▶ [WHAT YOU SHOULD DO]:
Check every line below for the word "basal" and show those that hold it.

▶ [RECORDS FOR THIS EXERCISE]:
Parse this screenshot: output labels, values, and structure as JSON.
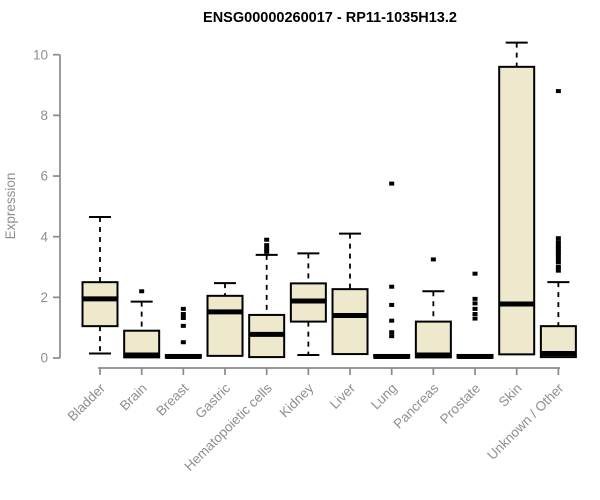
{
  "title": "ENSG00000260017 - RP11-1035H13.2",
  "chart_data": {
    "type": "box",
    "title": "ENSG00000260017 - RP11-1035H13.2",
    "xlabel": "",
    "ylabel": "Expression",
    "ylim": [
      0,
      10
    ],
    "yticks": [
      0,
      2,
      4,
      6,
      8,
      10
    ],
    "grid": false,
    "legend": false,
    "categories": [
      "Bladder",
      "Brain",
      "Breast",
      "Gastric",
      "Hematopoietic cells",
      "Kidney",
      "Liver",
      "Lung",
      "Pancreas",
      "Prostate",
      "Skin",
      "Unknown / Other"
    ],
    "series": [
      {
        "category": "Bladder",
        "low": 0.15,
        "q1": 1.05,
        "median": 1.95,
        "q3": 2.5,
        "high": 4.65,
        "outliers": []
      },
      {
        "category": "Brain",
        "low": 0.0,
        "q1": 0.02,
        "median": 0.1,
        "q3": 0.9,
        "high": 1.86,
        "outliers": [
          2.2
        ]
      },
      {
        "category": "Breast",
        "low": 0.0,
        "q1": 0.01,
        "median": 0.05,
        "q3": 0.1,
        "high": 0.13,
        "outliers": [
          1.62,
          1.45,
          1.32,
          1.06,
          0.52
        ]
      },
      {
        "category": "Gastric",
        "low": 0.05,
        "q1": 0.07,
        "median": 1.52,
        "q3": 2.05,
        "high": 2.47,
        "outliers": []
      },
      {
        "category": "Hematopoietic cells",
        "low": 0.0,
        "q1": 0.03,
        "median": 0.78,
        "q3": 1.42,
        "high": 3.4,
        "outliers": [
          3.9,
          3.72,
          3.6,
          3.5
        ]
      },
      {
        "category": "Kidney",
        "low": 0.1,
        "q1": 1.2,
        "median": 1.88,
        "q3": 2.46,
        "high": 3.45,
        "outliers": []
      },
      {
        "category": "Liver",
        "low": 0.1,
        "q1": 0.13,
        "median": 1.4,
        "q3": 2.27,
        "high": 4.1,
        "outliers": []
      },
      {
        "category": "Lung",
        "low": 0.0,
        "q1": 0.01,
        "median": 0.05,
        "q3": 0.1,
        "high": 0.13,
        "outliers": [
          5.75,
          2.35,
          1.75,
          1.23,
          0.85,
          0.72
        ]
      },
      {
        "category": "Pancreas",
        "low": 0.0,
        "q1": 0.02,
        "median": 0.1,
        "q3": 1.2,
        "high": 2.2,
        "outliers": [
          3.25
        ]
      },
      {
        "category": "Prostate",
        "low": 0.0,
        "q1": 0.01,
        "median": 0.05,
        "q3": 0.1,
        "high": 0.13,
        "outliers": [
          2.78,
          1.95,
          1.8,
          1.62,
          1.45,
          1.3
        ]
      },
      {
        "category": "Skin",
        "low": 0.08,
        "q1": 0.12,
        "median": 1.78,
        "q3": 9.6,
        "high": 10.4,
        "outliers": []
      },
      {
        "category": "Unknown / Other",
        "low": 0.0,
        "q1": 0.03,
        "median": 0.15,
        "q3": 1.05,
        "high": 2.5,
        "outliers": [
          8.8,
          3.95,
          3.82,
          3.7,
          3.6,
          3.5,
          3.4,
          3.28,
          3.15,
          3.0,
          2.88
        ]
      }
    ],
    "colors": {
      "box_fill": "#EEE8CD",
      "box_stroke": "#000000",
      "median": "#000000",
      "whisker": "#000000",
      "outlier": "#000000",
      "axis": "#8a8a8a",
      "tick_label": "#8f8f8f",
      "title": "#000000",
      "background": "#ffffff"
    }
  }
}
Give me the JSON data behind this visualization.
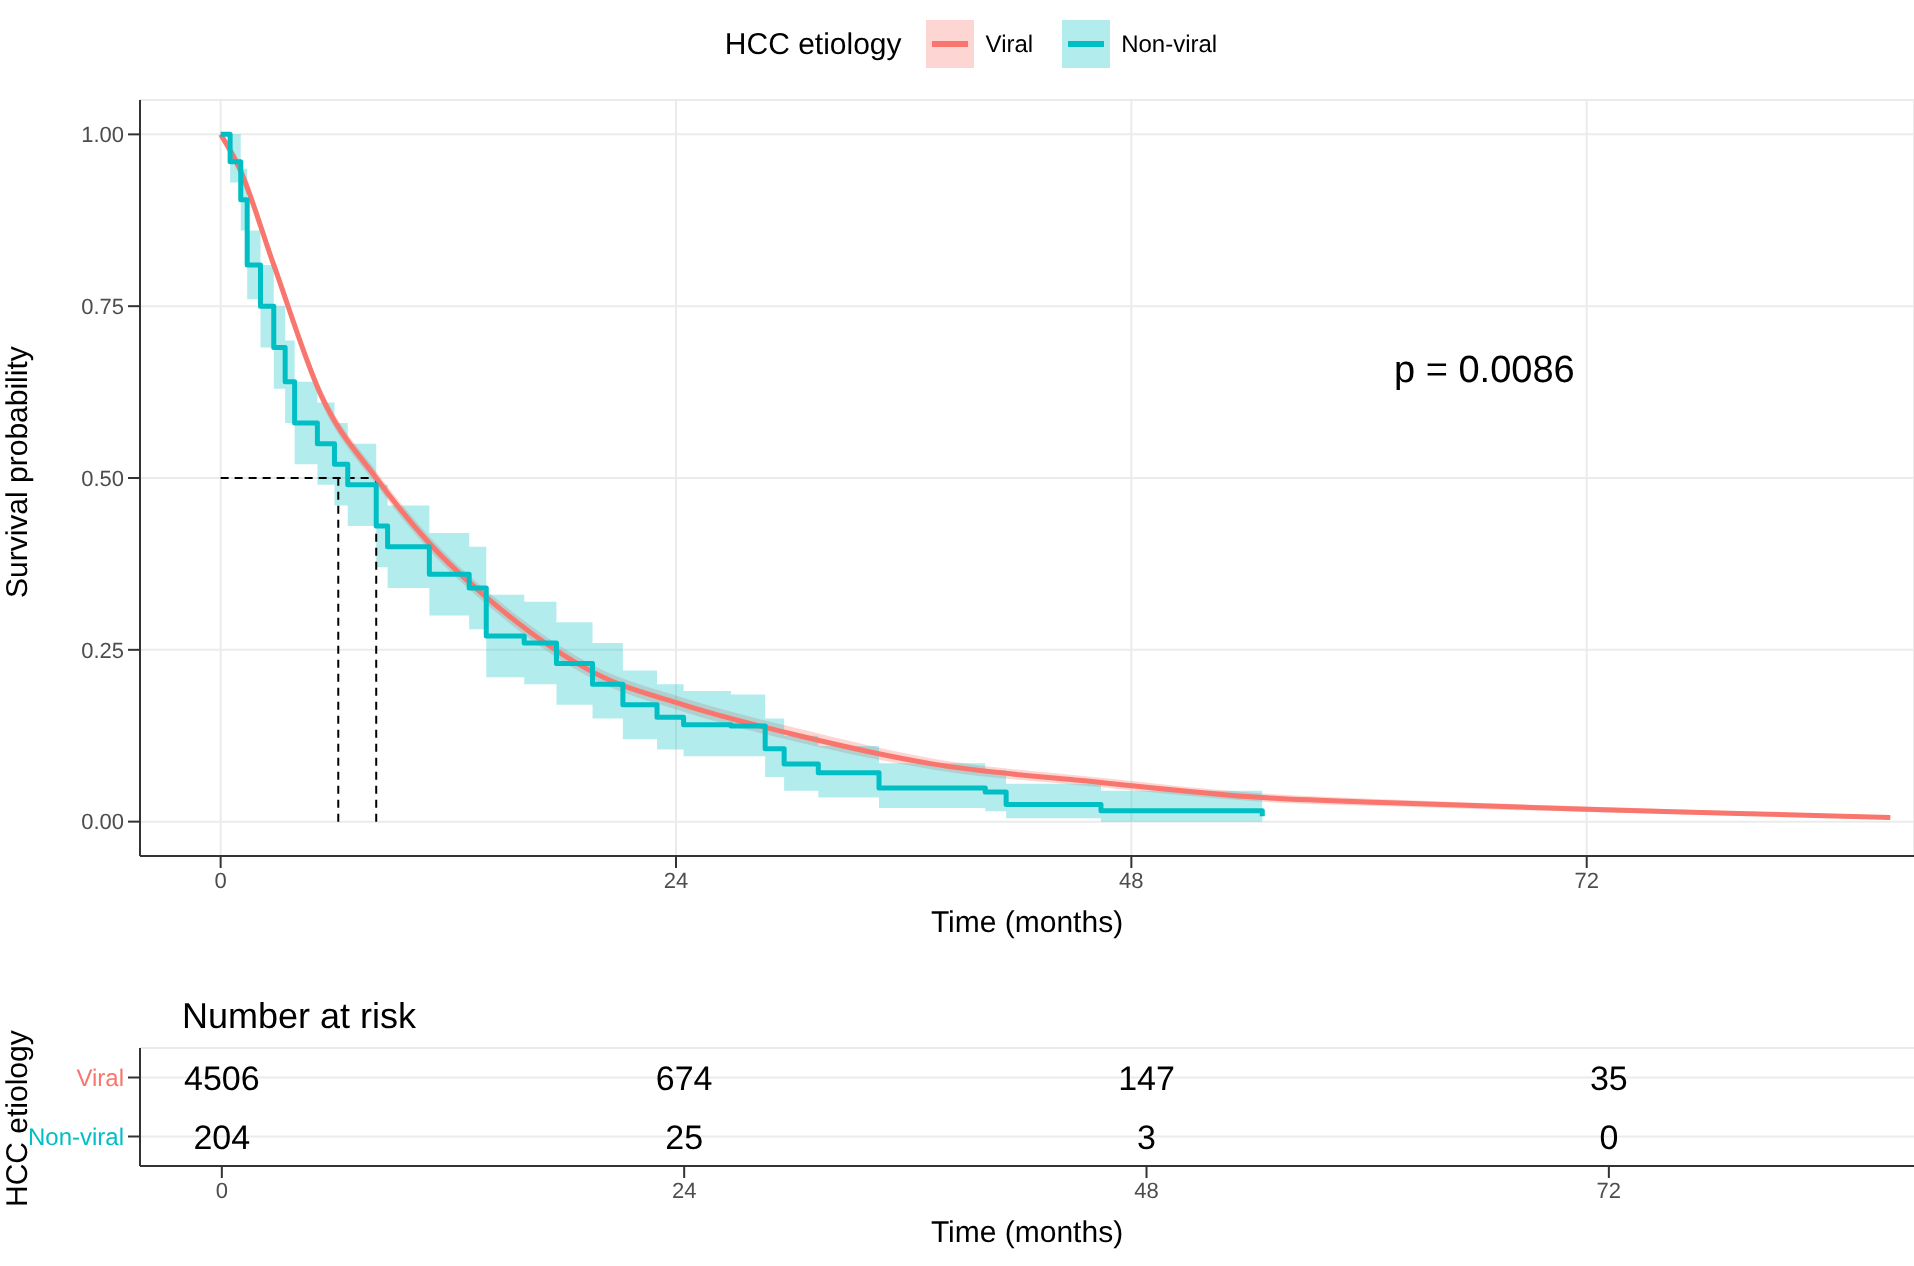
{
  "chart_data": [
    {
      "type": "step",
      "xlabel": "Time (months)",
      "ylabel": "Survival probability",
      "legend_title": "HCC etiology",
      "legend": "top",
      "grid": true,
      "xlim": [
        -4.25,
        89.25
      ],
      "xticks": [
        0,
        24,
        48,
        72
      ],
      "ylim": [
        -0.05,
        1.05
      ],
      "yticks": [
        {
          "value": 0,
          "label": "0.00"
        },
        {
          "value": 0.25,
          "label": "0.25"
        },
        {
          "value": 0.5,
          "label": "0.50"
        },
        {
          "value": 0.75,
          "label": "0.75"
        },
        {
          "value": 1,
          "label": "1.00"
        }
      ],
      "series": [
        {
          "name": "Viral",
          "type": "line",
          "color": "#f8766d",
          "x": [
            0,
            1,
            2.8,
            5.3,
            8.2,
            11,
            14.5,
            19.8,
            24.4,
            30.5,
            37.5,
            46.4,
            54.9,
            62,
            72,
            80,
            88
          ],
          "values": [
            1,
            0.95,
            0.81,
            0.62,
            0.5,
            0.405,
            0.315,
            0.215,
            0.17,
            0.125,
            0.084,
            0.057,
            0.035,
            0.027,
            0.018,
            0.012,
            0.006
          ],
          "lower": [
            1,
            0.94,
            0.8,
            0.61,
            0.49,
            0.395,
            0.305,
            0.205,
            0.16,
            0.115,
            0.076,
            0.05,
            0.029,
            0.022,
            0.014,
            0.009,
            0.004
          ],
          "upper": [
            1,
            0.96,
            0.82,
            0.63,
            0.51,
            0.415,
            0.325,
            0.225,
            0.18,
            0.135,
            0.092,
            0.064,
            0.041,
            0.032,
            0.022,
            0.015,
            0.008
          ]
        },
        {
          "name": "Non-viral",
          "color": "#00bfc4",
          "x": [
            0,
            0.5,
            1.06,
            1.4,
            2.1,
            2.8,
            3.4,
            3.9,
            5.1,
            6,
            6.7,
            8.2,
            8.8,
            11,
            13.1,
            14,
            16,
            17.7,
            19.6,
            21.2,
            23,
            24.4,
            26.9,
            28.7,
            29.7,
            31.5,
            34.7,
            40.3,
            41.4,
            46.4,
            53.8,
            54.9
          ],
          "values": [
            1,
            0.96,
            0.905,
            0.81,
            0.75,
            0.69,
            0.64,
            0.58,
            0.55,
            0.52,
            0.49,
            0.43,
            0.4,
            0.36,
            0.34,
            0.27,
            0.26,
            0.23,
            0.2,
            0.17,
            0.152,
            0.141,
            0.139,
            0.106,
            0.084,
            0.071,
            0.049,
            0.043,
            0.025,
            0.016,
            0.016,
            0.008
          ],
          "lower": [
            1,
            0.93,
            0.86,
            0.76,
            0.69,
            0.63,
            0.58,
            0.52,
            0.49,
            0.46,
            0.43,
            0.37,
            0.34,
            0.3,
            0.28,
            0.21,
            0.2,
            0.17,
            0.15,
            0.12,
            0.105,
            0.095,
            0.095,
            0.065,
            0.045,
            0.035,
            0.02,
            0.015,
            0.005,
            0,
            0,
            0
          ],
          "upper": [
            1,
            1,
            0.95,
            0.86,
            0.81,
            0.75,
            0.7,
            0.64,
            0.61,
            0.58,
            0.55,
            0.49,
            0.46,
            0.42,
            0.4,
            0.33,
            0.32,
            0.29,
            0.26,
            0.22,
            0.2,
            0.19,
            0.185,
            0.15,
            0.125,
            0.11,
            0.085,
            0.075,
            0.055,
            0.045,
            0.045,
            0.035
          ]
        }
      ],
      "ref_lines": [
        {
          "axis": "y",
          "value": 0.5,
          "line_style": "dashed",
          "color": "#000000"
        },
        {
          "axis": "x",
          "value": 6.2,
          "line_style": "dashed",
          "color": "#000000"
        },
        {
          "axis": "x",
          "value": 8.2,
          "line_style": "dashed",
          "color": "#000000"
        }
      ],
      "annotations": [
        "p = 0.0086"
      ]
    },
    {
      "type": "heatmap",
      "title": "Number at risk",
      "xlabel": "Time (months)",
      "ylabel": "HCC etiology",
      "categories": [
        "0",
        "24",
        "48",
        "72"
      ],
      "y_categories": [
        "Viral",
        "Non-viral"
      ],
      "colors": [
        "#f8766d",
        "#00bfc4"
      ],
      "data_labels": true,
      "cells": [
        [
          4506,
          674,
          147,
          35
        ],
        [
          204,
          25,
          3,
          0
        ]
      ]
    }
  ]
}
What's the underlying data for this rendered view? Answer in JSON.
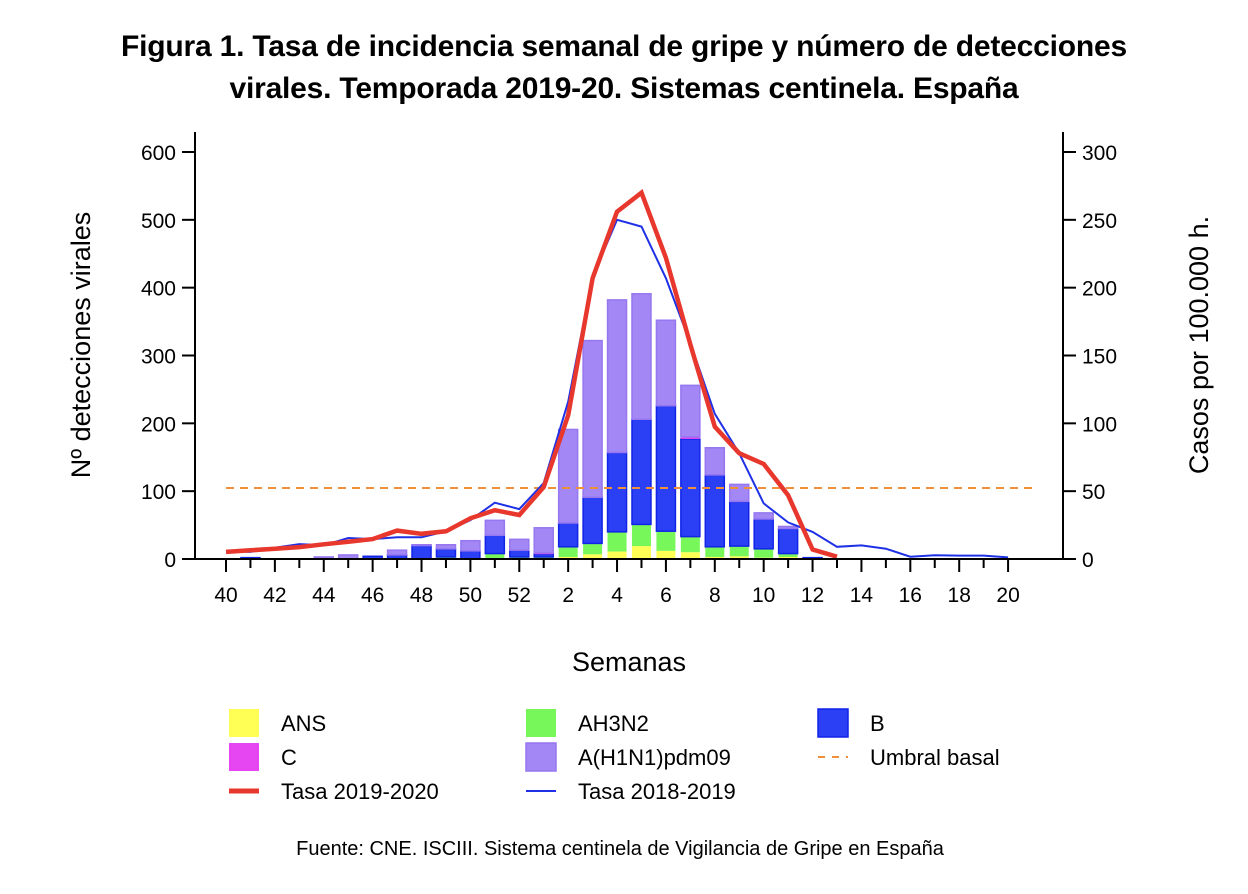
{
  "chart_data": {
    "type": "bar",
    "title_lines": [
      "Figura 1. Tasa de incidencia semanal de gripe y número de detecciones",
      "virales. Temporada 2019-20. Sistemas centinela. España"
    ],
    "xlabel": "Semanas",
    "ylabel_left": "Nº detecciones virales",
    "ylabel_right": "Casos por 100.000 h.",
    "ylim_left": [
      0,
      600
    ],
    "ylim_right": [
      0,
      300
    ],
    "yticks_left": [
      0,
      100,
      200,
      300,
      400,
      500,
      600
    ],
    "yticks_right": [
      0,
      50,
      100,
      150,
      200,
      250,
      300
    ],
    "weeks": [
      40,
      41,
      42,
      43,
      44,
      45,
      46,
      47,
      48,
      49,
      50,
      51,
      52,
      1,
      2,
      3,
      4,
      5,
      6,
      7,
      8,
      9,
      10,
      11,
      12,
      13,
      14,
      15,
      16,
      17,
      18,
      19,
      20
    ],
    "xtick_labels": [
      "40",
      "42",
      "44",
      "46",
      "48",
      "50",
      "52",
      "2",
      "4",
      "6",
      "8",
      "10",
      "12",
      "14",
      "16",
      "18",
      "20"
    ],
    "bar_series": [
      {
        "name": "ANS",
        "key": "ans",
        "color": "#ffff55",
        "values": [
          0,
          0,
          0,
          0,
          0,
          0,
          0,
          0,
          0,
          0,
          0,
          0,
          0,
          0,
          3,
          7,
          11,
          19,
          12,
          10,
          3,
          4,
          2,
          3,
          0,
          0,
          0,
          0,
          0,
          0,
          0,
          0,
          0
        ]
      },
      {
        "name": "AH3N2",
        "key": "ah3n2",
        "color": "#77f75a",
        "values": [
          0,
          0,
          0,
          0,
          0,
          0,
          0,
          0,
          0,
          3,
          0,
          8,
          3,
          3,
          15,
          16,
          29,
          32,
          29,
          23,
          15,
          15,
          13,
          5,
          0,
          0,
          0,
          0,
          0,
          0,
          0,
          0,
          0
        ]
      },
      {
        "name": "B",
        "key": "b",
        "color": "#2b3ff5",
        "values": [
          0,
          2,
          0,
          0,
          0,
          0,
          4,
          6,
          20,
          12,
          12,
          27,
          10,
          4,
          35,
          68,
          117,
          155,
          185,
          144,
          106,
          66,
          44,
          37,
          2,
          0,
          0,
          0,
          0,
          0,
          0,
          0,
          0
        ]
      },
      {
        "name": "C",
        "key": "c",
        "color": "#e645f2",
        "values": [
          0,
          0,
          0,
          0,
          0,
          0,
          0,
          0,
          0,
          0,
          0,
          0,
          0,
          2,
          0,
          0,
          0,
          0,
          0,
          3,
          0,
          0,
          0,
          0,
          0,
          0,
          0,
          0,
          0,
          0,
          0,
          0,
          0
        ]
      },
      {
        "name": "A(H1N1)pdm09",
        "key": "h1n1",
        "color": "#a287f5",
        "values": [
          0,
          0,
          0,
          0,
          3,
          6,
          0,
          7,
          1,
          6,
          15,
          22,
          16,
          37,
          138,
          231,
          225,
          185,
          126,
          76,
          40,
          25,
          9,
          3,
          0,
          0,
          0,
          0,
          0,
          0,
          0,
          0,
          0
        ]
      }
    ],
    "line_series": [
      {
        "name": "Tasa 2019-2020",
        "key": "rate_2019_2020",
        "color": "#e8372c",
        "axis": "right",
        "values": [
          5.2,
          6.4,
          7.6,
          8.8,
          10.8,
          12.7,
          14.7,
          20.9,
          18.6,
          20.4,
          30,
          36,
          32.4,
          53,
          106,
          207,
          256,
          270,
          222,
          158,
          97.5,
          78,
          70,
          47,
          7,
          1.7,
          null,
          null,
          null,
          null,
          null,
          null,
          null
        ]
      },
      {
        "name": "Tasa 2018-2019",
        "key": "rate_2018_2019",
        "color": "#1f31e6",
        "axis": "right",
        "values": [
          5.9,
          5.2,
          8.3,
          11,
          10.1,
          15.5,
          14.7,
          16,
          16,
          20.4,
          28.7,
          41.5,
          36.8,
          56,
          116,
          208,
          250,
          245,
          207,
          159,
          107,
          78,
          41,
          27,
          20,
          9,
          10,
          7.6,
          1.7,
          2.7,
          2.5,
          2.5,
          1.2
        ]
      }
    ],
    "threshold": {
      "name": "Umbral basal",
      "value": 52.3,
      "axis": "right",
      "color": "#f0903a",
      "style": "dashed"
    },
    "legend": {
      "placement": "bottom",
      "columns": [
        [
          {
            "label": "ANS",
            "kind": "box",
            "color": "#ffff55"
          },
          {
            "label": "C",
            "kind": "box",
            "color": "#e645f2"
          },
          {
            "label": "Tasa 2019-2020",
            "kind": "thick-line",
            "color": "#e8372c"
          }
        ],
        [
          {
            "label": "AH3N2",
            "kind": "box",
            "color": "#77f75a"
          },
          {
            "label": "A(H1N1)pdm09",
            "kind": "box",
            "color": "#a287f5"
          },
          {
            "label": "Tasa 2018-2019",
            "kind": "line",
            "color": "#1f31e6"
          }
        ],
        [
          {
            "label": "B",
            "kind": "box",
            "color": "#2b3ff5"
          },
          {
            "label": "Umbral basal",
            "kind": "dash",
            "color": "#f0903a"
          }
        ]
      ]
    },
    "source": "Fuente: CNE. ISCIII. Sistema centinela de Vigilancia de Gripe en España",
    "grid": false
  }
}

▶ [YOUR RESPONSE]:
      "name": "Umbral basal",
            "label": "Umbral basal",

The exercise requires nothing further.